==== Provided information

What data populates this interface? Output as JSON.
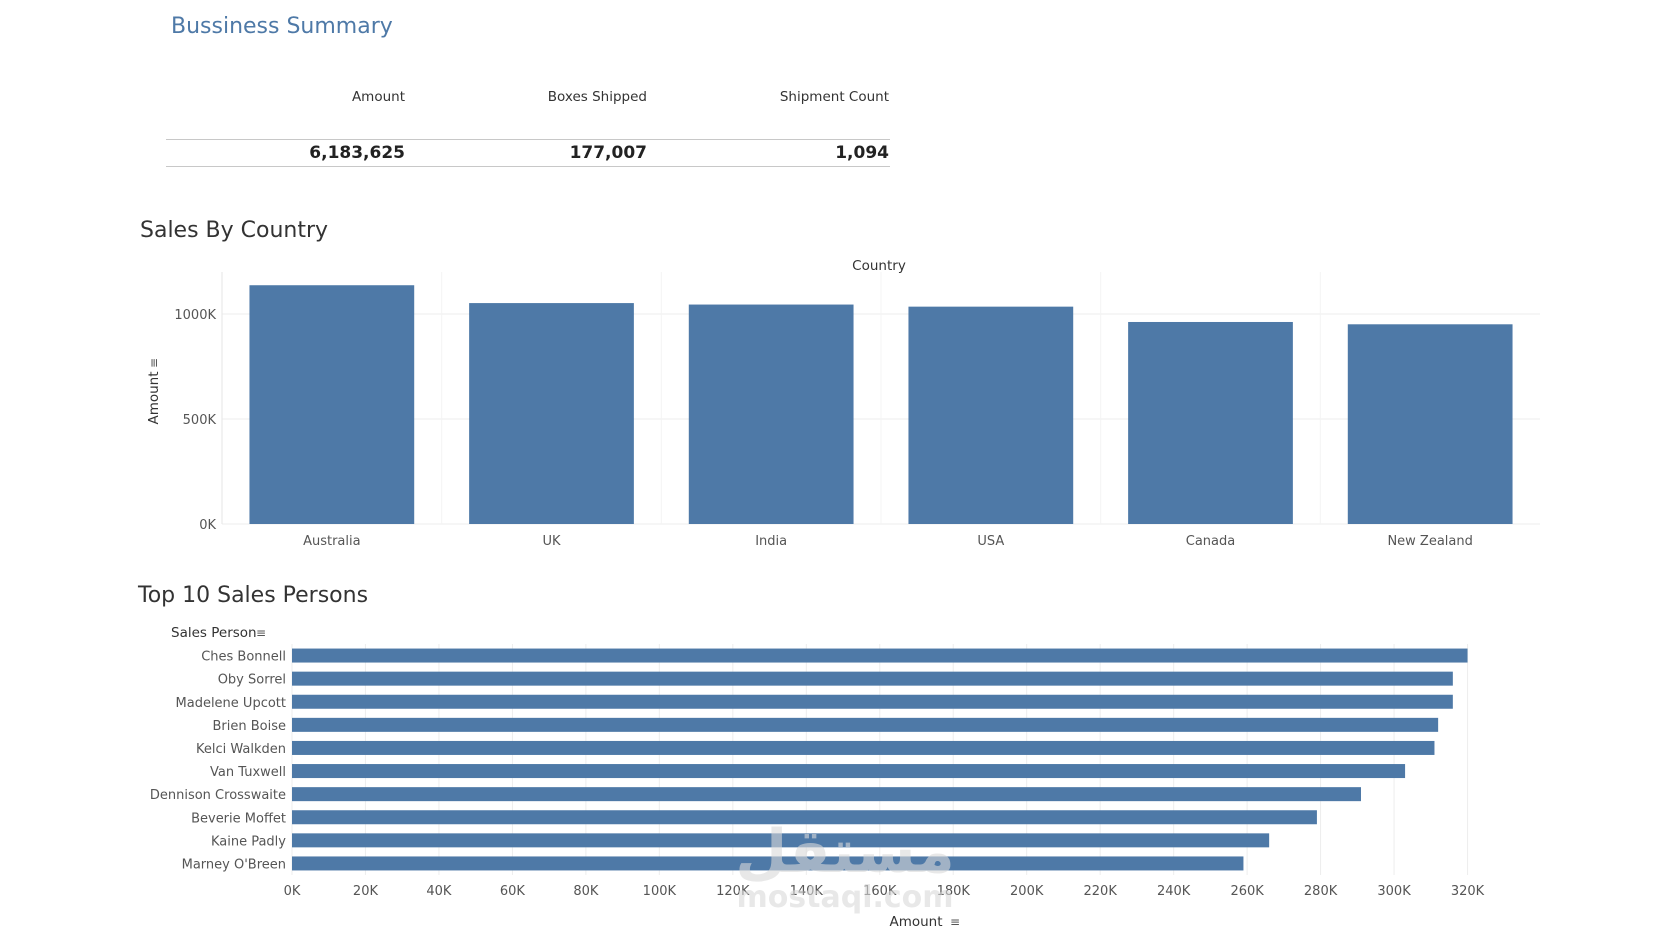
{
  "page_title": "Bussiness Summary",
  "kpis": {
    "headers": [
      "Amount",
      "Boxes Shipped",
      "Shipment Count"
    ],
    "values": [
      "6,183,625",
      "177,007",
      "1,094"
    ]
  },
  "chart_data": [
    {
      "type": "bar",
      "title": "Sales By Country",
      "xlabel": "Country",
      "ylabel": "Amount",
      "categories": [
        "Australia",
        "UK",
        "India",
        "USA",
        "Canada",
        "New Zealand"
      ],
      "values": [
        1137000,
        1052000,
        1045000,
        1035000,
        962000,
        951000
      ],
      "yticks": [
        {
          "value": 0,
          "label": "0K"
        },
        {
          "value": 500000,
          "label": "500K"
        },
        {
          "value": 1000000,
          "label": "1000K"
        }
      ],
      "ylim": [
        0,
        1200000
      ],
      "color": "#4e79a7",
      "grid": true
    },
    {
      "type": "bar",
      "orientation": "horizontal",
      "title": "Top 10 Sales Persons",
      "ylabel": "Sales Person",
      "xlabel": "Amount",
      "categories": [
        "Ches Bonnell",
        "Oby Sorrel",
        "Madelene Upcott",
        "Brien Boise",
        "Kelci Walkden",
        "Van Tuxwell",
        "Dennison Crosswaite",
        "Beverie Moffet",
        "Kaine Padly",
        "Marney O'Breen"
      ],
      "values": [
        320000,
        316000,
        316000,
        312000,
        311000,
        303000,
        291000,
        279000,
        266000,
        259000
      ],
      "xticks": [
        {
          "value": 0,
          "label": "0K"
        },
        {
          "value": 20000,
          "label": "20K"
        },
        {
          "value": 40000,
          "label": "40K"
        },
        {
          "value": 60000,
          "label": "60K"
        },
        {
          "value": 80000,
          "label": "80K"
        },
        {
          "value": 100000,
          "label": "100K"
        },
        {
          "value": 120000,
          "label": "120K"
        },
        {
          "value": 140000,
          "label": "140K"
        },
        {
          "value": 160000,
          "label": "160K"
        },
        {
          "value": 180000,
          "label": "180K"
        },
        {
          "value": 200000,
          "label": "200K"
        },
        {
          "value": 220000,
          "label": "220K"
        },
        {
          "value": 240000,
          "label": "240K"
        },
        {
          "value": 260000,
          "label": "260K"
        },
        {
          "value": 280000,
          "label": "280K"
        },
        {
          "value": 300000,
          "label": "300K"
        },
        {
          "value": 320000,
          "label": "320K"
        }
      ],
      "xlim": [
        0,
        340000
      ],
      "color": "#4e79a7",
      "grid": true
    }
  ],
  "icons": {
    "sort": "sort-descending-icon"
  },
  "watermark": {
    "text": "مستقل",
    "subtext": "mostaql.com"
  }
}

========

Task description
Go through the material and copy out every line with "Sales" in it.

Final result
      "title": "Sales By Country",
      "title": "Top 10 Sales Persons",
      "ylabel": "Sales Person",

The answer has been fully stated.